Instrucciones:
1 > Transcribe del texto sobre espiritualidad y acción el tramo que empieza en las palabras "De este modo, la" y termina tras "la condición divina.".
2 > Según el texto sobre espiritualidad y acción, ¿en qué no consiste la espiritualidad cristiana?

++++ Texto propuesto ++++

Espiritualidad y acción
  En el Hijo del hombre, prototipo de ser humano, del que Jesús aparece como pionero, se realiza una síntesis entre el mundo interior y el exterior, entre espiritualidad y acción, pues la presencia del Espíritu en Jesús define, por una parte, su ser y, por otra, inseparablemente, su misión. El ser del Hijo del hombre se expresa en su actividad, que busca comunicar plenitud de amor y vida; y viceversa, esa actividad revela su ser más profundo.
En paralelo con Jesús, la presencia del Espíritu, que transforma el ser y configura la acción, es el fundamento de la vida y el compromiso cristianos. Da al hombre la experiencia del amor incondicional de Dios Padre y lo encamina e impulsa hacia su plena realización, desarrollando su capacidad de amor y estimulándolo a su práctica. La presencia y la fuerza del Espíritu fundan la espiritualidad cristiana, pero sin imponer una pauta determinada ni rígida.
  El Dios de Jesús no es un agujero negro que absorbe y sumerge todo lo que se le acerca; al contrario, quiere colmar al hombre de su amor para que él lo irradie en los demás. El cristiano, por su adhesión a Jesús, es, por una parte, receptor y, por otra, comunicados de la vida de Dios, mediante la expresión de un amor que refleja el del Padre.
De este modo, la denominación «el Hijo del hombre» especifica el significado de la perfección, que está en la plena expansión de las potencialidades del hombre, bajo el impulso del Espíritu, hasta alcanzar la condición divina.
   
  La espiritualidad cristiana no consiste, pues, en el esfuerzo por adquirir la perfección moral mediante un acopio de virtudes. Esa tarea absorbería al cristiano haciéndolo vivir pendiente de sí mismo, sin tiempo para amar a los demás. Una espiritualidad de este tipo llevaría al egocentrismo. El cristiano está centrado en el Espíritu, pero éste es un centro que irradia y hace irradiar.
  De hecho, Jesús nunca exhorta a que el hombre viva concentrado en sí mismo escrutando su propia interioridad; evita así una espiritualidad ensimismada o narcisista. Esto no excluye, sin embargo, una reflexión sobre la propia experiencia y sobre la autenticidad de la propia conducta y actividad.
El cristiano no debe centrarse en el pasado, ni vivir obsesionado por el recuerdo de sus pecados o fallos, ya olvidados por Dios (Heb 10,17). Ha de ir adelante con la mirada puesta en el ideal que Jesús le propone.
En los tratados de espiritualidad suele afirmarse que todos los seres humanos están llamados a la santidad, pero al hablar de ella parece dejarse en la sombra la realidad humana para concentrar la atención sobre lo “sobrenatural” y sus virtudes, con una visión parcial e incompleta de la plenitud humana. Jesús, en cambio, no exhorta a la santidad ni utiliza la palabra; su idea del hombre, contenida en la denominación «el Hijo del hombre», es mucho más amplia: el plan de Dios incluye la total realización de su criatura, que culminará en la plena condición de hijo suyo. Esto supone la actualización y ensanchamiento de las capacidades del individuo, hasta el pleno florecimiento de su condición humana; no hay verdadera santidad para el hombre, es decir, semejanza con Dios, su Padre, si humanamente permanece subdesarrollado, si no adquiere la autonomía y madurez propias del adulto, si no ejerce su capacidad de entrega dentro de sus posibilidades. Cuanto más plenamente humano sea el hombre más honra a Dios.

++++ Datos mostrados ++++

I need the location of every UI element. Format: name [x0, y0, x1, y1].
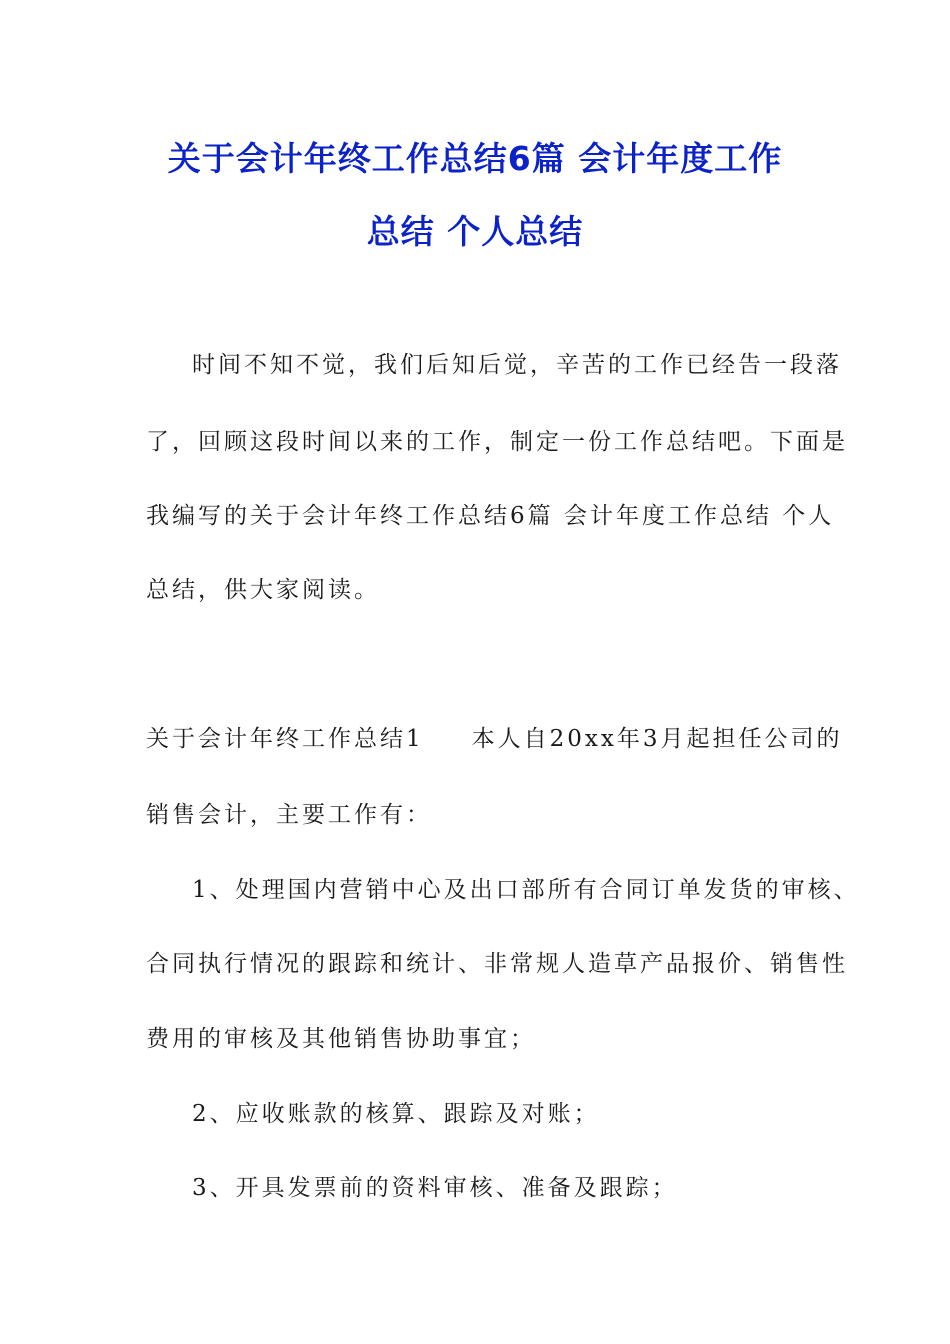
intro-line-2: 了，回顾这段时间以来的工作，制定一份工作总结吧。下面是 — [146, 429, 848, 455]
intro-line-4: 总结，供大家阅读。 — [146, 577, 380, 603]
item-2: 2、应收账款的核算、跟踪及对账； — [192, 1101, 600, 1127]
section-1-intro-text: 本人自20xx年3月起担任公司的 — [471, 726, 843, 752]
intro-line-1: 时间不知不觉，我们后知后觉，辛苦的工作已经告一段落 — [192, 352, 842, 378]
document-title-line-1: 关于会计年终工作总结6篇 会计年度工作 — [167, 139, 783, 178]
item-1-line-1: 1、处理国内营销中心及出口部所有合同订单发货的审核、 — [192, 877, 860, 903]
section-1-line-2: 销售会计，主要工作有： — [146, 802, 432, 828]
item-3: 3、开具发票前的资料审核、准备及跟踪； — [192, 1175, 678, 1201]
document-title-line-2: 总结 个人总结 — [366, 212, 584, 251]
intro-line-3: 我编写的关于会计年终工作总结6篇 会计年度工作总结 个人 — [146, 503, 835, 529]
section-1-first-line — [146, 720, 843, 753]
section-1-heading: 关于会计年终工作总结1 — [146, 726, 424, 752]
item-1-line-2: 合同执行情况的跟踪和统计、非常规人造草产品报价、销售性 — [146, 951, 848, 977]
item-1-line-3: 费用的审核及其他销售协助事宜； — [146, 1026, 536, 1052]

++++

Soluciones del ejercicio:
1 >
De este modo, la denominación «el Hijo del hombre» especifica el significado de la perfección, que está en la plena expansión de las potencialidades del hombre, bajo el impulso del Espíritu, hasta alcanzar la condición divina.

2 > En el esfuerzo por adquirir la perfección moral mediante un acopio de virtudes.